* What to do
Check each line of the records below for the word "seasonal" and copy those where it appears.

>> START Entries

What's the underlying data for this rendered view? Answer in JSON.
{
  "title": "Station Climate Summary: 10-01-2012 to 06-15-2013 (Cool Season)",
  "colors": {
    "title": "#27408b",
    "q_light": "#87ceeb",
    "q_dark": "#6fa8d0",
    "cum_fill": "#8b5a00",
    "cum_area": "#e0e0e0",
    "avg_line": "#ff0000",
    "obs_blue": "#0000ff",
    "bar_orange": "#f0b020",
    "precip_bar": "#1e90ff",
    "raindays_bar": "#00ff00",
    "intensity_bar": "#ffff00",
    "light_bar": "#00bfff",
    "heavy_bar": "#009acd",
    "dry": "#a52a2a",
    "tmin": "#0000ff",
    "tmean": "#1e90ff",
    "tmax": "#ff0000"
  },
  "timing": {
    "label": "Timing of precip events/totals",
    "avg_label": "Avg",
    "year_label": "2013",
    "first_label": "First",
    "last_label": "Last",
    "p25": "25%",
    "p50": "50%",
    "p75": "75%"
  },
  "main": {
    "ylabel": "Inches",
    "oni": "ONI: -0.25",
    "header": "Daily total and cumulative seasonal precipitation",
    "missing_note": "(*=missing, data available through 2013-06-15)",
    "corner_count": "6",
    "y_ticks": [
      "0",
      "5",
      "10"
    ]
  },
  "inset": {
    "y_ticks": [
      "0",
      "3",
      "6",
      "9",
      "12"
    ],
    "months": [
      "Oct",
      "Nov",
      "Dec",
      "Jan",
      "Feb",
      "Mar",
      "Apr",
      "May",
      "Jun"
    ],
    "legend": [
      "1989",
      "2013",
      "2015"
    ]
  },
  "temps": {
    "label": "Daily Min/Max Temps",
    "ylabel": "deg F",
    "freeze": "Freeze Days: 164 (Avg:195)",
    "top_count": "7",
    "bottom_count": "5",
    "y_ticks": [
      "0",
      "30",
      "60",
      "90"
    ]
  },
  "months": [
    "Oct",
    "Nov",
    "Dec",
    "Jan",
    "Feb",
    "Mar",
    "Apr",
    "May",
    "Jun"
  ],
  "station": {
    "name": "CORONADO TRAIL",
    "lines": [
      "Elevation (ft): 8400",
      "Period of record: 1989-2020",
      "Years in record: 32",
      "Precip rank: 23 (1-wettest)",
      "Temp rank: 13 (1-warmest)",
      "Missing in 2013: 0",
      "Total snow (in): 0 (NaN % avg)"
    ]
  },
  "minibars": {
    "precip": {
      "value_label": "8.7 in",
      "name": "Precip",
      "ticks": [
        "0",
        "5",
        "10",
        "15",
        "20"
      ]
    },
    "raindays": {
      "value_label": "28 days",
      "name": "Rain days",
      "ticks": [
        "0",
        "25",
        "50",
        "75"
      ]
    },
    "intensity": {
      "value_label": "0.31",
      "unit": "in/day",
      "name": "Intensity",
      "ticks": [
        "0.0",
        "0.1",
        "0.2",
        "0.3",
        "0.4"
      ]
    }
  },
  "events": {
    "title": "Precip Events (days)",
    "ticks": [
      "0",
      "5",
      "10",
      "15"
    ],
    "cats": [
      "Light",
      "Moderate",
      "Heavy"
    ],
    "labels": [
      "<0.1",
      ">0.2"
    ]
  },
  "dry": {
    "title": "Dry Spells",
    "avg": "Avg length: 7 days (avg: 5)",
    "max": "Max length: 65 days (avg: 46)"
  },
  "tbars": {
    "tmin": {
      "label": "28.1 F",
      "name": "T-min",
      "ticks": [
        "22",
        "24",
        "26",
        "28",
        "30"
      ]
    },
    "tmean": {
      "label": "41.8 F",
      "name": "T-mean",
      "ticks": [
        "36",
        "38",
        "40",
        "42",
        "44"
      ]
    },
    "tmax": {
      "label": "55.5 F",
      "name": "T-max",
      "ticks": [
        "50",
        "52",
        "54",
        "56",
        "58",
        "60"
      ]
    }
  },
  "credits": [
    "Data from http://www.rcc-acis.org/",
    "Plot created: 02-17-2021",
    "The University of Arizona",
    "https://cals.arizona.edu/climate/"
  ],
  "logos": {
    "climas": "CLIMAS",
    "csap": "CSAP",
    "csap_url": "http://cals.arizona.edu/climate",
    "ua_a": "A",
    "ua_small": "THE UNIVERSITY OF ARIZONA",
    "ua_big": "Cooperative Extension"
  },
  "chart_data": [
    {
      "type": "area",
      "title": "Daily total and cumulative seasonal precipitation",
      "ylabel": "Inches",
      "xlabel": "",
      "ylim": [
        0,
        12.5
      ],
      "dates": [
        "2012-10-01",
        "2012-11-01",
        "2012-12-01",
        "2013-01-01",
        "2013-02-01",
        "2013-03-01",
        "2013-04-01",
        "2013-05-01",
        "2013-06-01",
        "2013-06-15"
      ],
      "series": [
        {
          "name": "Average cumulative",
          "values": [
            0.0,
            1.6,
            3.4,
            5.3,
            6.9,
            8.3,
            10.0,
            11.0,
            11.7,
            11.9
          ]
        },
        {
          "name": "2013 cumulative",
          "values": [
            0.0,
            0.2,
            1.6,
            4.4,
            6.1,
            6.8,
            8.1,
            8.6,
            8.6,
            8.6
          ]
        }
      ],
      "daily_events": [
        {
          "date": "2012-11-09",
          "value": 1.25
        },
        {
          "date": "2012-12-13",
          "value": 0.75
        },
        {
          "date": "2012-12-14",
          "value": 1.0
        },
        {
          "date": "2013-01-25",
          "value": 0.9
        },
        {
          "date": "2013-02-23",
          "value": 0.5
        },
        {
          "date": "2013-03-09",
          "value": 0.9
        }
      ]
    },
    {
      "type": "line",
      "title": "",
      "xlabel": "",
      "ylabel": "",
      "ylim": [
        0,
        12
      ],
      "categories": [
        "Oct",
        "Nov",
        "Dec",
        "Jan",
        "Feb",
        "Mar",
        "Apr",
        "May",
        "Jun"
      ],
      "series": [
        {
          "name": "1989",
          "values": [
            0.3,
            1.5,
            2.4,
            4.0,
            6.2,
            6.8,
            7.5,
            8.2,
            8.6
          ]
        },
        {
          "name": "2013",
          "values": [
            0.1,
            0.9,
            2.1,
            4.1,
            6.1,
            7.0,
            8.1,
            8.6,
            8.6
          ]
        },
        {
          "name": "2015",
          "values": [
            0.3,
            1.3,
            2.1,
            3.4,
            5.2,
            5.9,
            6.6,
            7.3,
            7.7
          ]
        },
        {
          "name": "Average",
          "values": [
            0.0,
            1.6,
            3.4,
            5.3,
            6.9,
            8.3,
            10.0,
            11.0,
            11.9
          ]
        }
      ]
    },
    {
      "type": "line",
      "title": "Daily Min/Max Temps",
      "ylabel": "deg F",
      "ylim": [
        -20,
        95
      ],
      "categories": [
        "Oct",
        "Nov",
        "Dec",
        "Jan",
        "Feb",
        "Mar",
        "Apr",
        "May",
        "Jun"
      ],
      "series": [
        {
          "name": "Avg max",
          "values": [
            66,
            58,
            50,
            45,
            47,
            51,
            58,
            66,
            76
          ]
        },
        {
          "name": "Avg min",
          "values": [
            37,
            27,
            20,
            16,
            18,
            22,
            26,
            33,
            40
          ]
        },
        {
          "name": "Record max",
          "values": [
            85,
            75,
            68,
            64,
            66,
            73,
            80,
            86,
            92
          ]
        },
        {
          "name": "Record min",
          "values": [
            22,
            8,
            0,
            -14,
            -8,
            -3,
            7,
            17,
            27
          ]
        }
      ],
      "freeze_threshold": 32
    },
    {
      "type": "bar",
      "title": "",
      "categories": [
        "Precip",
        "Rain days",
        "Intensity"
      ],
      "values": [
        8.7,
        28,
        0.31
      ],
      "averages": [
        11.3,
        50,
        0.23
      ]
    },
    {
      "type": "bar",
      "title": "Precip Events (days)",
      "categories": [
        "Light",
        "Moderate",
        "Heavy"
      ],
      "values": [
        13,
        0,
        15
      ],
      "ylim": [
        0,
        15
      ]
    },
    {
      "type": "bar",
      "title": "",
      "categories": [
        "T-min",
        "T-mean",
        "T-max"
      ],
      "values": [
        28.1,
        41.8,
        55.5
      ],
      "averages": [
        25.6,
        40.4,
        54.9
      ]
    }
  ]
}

>> END Entries

* Solved exercise
    "header": "Daily total and cumulative seasonal precipitation",
      "title": "Daily total and cumulative seasonal precipitation",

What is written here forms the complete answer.